[Dataset records]
***
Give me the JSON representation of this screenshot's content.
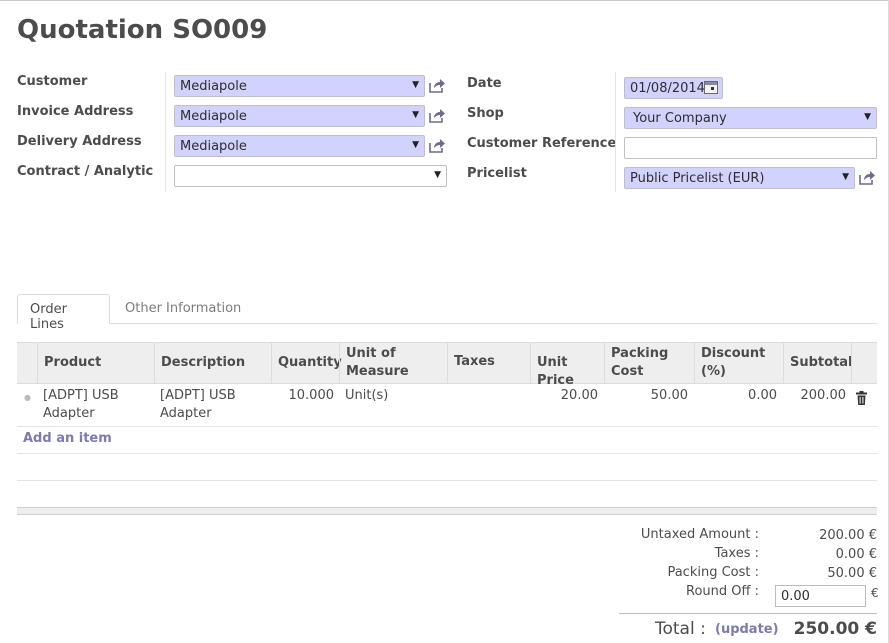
{
  "title": "Quotation SO009",
  "form": {
    "customer": {
      "label": "Customer",
      "value": "Mediapole"
    },
    "invoice_address": {
      "label": "Invoice Address",
      "value": "Mediapole"
    },
    "delivery_address": {
      "label": "Delivery Address",
      "value": "Mediapole"
    },
    "contract": {
      "label": "Contract / Analytic",
      "value": ""
    },
    "date": {
      "label": "Date",
      "value": "01/08/2014"
    },
    "shop": {
      "label": "Shop",
      "value": "Your Company"
    },
    "customer_reference": {
      "label": "Customer Reference",
      "value": ""
    },
    "pricelist": {
      "label": "Pricelist",
      "value": "Public Pricelist (EUR)"
    }
  },
  "tabs": [
    {
      "label": "Order Lines",
      "active": true
    },
    {
      "label": "Other Information",
      "active": false
    }
  ],
  "table": {
    "headers": [
      "Product",
      "Description",
      "Quantity",
      "Unit of Measure",
      "Taxes",
      "Unit Price",
      "Packing Cost",
      "Discount (%)",
      "Subtotal"
    ],
    "rows": [
      {
        "product": "[ADPT] USB Adapter",
        "description": "[ADPT] USB Adapter",
        "quantity": "10.000",
        "uom": "Unit(s)",
        "taxes": "",
        "unit_price": "20.00",
        "packing_cost": "50.00",
        "discount": "0.00",
        "subtotal": "200.00"
      }
    ],
    "add_item_label": "Add an item"
  },
  "totals": {
    "untaxed_label": "Untaxed Amount :",
    "untaxed_value": "200.00 €",
    "taxes_label": "Taxes :",
    "taxes_value": "0.00 €",
    "packing_label": "Packing Cost :",
    "packing_value": "50.00 €",
    "roundoff_label": "Round Off :",
    "roundoff_value": "0.00",
    "roundoff_currency": "€",
    "total_label": "Total :",
    "update_label": "(update)",
    "total_value": "250.00 €"
  },
  "colors": {
    "required_field": "#d2d2ff",
    "link": "#7c7bad",
    "text": "#4c4c4c"
  },
  "icons": {
    "external_link": "external-link-icon",
    "dropdown": "dropdown-arrow-icon",
    "calendar": "calendar-icon",
    "delete": "trash-icon"
  }
}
***
**Set task:**
In the records above, locate every line with the string "link" and copy it.

**Response:**
    "link": "#7c7bad",
    "external_link": "external-link-icon",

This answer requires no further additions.